--- Instructions to follow ---
Identify each line below that contains the word "Причины", and copy it out.
## Begin Recorded data
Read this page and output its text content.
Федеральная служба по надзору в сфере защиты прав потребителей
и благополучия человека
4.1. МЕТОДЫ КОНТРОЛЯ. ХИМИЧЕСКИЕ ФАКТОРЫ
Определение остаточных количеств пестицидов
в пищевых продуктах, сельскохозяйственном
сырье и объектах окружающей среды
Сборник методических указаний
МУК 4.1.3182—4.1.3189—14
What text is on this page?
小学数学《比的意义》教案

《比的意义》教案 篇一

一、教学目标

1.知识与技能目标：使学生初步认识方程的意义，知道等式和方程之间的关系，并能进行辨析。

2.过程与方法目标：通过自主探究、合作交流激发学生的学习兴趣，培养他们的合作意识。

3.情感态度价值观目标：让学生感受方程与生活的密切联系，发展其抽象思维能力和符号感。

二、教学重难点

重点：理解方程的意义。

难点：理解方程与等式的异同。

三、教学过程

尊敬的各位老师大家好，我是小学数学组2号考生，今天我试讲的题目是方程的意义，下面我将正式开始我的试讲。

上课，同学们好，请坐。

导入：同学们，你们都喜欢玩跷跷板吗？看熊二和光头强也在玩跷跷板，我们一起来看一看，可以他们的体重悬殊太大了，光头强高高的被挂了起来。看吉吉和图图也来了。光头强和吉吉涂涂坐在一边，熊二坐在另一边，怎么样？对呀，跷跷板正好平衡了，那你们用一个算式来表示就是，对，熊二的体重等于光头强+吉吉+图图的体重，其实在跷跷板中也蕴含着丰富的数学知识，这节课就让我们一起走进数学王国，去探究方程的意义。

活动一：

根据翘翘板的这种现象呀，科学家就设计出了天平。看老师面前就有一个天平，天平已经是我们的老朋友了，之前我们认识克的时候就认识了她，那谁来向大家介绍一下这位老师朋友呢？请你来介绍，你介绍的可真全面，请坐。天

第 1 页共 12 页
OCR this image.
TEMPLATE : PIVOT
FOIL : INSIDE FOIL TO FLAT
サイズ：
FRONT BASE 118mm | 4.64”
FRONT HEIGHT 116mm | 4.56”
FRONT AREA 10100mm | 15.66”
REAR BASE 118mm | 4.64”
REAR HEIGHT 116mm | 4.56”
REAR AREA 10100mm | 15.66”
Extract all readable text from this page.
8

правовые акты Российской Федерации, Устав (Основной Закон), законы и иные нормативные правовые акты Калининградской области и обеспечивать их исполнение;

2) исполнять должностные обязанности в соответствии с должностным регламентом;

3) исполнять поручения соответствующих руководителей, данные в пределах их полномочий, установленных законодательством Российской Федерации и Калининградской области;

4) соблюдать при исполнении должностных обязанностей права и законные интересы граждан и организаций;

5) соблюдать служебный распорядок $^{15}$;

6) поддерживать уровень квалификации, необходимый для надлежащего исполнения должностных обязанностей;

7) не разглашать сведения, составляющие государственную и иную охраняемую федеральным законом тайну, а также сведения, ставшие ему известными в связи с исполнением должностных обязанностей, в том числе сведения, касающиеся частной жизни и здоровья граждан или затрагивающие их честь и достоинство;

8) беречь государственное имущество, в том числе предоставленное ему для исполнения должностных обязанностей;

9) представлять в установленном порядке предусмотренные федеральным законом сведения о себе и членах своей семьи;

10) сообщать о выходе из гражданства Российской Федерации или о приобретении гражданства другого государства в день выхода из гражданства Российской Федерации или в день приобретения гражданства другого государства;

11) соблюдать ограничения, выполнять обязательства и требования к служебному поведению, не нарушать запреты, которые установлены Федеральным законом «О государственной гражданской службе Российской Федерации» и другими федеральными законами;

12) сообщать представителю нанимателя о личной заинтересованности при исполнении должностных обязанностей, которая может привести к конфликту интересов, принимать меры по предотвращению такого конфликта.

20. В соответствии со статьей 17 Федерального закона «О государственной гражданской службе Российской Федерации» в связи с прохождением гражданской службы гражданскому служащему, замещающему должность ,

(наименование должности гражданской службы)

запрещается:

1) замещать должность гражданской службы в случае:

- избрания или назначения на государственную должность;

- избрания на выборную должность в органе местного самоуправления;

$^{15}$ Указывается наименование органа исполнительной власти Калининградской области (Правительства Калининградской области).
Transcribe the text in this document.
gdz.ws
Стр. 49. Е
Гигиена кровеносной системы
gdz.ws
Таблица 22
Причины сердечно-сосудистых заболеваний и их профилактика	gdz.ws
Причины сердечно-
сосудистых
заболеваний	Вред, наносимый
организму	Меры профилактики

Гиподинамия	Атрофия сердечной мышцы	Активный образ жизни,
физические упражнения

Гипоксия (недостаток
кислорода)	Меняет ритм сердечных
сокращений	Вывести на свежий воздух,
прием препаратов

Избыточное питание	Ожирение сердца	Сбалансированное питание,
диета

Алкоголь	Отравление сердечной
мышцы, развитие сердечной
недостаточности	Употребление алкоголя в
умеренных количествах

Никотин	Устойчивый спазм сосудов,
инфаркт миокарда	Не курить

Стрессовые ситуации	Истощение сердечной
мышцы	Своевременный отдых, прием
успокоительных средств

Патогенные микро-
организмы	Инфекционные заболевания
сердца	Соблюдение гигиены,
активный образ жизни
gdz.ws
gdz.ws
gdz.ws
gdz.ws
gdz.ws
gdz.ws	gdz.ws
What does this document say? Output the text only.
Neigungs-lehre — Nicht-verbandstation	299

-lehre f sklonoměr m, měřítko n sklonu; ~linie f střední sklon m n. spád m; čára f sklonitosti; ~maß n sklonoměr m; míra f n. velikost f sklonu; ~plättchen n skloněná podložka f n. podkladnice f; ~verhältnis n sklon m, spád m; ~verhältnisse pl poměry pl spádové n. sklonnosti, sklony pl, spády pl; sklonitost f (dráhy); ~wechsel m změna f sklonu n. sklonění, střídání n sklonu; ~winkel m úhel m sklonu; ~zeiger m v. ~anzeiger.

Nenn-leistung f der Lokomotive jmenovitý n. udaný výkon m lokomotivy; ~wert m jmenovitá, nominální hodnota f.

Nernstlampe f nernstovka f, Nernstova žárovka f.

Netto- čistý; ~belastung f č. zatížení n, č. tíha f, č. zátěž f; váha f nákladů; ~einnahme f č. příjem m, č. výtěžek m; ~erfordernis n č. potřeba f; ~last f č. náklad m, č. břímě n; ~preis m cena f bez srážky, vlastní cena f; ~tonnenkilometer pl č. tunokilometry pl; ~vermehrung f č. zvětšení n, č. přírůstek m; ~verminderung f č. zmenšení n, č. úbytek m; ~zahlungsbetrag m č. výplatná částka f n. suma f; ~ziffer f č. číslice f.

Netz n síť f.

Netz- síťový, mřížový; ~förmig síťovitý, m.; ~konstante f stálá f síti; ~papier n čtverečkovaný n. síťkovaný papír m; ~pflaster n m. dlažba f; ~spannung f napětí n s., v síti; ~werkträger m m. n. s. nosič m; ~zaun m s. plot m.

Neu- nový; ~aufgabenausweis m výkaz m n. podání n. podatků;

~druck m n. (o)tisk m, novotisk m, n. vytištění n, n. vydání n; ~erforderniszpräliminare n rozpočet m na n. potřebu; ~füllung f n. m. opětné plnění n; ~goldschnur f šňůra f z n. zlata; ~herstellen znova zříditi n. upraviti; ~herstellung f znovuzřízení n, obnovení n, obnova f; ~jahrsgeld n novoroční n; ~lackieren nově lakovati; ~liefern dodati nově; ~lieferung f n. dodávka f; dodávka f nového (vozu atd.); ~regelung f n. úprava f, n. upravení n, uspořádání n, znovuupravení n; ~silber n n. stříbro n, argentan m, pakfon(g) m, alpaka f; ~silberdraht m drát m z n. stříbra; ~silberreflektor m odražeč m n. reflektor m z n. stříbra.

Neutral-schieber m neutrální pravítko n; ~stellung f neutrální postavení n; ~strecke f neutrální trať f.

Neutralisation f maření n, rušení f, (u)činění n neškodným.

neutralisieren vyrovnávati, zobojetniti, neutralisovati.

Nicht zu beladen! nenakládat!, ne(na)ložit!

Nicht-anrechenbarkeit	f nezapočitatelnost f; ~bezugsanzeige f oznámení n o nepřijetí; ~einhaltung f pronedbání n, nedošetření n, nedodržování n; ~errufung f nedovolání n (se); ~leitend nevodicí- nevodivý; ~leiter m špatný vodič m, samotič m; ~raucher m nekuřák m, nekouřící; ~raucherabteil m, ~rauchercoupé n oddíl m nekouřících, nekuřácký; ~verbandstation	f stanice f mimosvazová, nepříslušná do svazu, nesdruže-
## End Recorded data
--- Correct result ---
Причины сердечно-сосудистых заболеваний и их профилактика	gdz.ws
Причины сердечно-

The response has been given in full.